Print all the data, keeping every line exactly as it is.

#### Provided material

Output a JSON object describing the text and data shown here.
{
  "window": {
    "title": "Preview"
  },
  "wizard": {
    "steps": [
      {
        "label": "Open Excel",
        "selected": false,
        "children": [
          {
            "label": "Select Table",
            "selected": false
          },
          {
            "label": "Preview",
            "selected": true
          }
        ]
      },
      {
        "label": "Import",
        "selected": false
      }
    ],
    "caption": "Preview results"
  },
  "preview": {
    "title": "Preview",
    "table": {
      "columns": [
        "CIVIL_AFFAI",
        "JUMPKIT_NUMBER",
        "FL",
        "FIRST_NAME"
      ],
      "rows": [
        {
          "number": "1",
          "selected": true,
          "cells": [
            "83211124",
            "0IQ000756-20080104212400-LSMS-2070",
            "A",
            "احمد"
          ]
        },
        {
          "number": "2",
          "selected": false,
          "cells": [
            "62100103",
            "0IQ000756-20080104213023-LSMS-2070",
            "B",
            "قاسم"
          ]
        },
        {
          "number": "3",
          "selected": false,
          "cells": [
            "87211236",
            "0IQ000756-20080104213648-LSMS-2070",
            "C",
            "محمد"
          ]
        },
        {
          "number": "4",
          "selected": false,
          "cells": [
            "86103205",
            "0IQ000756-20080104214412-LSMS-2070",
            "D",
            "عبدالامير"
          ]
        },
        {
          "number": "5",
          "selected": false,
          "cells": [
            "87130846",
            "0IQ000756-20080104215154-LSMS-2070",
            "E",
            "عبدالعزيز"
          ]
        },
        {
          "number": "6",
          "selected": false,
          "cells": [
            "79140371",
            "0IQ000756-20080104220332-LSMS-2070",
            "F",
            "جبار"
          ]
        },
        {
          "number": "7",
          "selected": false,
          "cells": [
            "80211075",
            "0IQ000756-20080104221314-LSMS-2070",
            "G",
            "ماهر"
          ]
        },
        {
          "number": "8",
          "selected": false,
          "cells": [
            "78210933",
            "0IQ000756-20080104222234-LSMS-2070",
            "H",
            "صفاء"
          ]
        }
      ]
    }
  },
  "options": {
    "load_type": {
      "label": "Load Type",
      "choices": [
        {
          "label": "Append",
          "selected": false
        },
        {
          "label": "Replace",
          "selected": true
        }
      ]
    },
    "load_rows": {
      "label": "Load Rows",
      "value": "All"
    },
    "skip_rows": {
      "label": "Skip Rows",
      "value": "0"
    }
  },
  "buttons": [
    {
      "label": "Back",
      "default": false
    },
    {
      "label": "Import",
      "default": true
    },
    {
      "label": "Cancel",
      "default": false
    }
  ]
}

########

▶ Answer for the task:
Output a JSON object describing the text and data shown here.
{
  "window": {
    "title": "Preview"
  },
  "wizard": {
    "steps": [
      {
        "label": "Open Excel",
        "selected": false,
        "children": [
          {
            "label": "Select Table",
            "selected": false
          },
          {
            "label": "Preview",
            "selected": true
          }
        ]
      },
      {
        "label": "Import",
        "selected": false
      }
    ],
    "caption": "Preview results"
  },
  "preview": {
    "title": "Preview",
    "table": {
      "columns": [
        "CIVIL_AFFAI",
        "JUMPKIT_NUMBER",
        "FL",
        "FIRST_NAME"
      ],
      "rows": [
        {
          "number": "1",
          "selected": true,
          "cells": [
            "83211124",
            "0IQ000756-20080104212400-LSMS-2070",
            "A",
            "احمد"
          ]
        },
        {
          "number": "2",
          "selected": false,
          "cells": [
            "62100103",
            "0IQ000756-20080104213023-LSMS-2070",
            "B",
            "قاسم"
          ]
        },
        {
          "number": "3",
          "selected": false,
          "cells": [
            "87211236",
            "0IQ000756-20080104213648-LSMS-2070",
            "C",
            "محمد"
          ]
        },
        {
          "number": "4",
          "selected": false,
          "cells": [
            "86103205",
            "0IQ000756-20080104214412-LSMS-2070",
            "D",
            "عبدالامير"
          ]
        },
        {
          "number": "5",
          "selected": false,
          "cells": [
            "87130846",
            "0IQ000756-20080104215154-LSMS-2070",
            "E",
            "عبدالعزيز"
          ]
        },
        {
          "number": "6",
          "selected": false,
          "cells": [
            "79140371",
            "0IQ000756-20080104220332-LSMS-2070",
            "F",
            "جبار"
          ]
        },
        {
          "number": "7",
          "selected": false,
          "cells": [
            "80211075",
            "0IQ000756-20080104221314-LSMS-2070",
            "G",
            "ماهر"
          ]
        },
        {
          "number": "8",
          "selected": false,
          "cells": [
            "78210933",
            "0IQ000756-20080104222234-LSMS-2070",
            "H",
            "صفاء"
          ]
        }
      ]
    }
  },
  "options": {
    "load_type": {
      "label": "Load Type",
      "choices": [
        {
          "label": "Append",
          "selected": false
        },
        {
          "label": "Replace",
          "selected": true
        }
      ]
    },
    "load_rows": {
      "label": "Load Rows",
      "value": "All"
    },
    "skip_rows": {
      "label": "Skip Rows",
      "value": "0"
    }
  },
  "buttons": [
    {
      "label": "Back",
      "default": false
    },
    {
      "label": "Import",
      "default": true
    },
    {
      "label": "Cancel",
      "default": false
    }
  ]
}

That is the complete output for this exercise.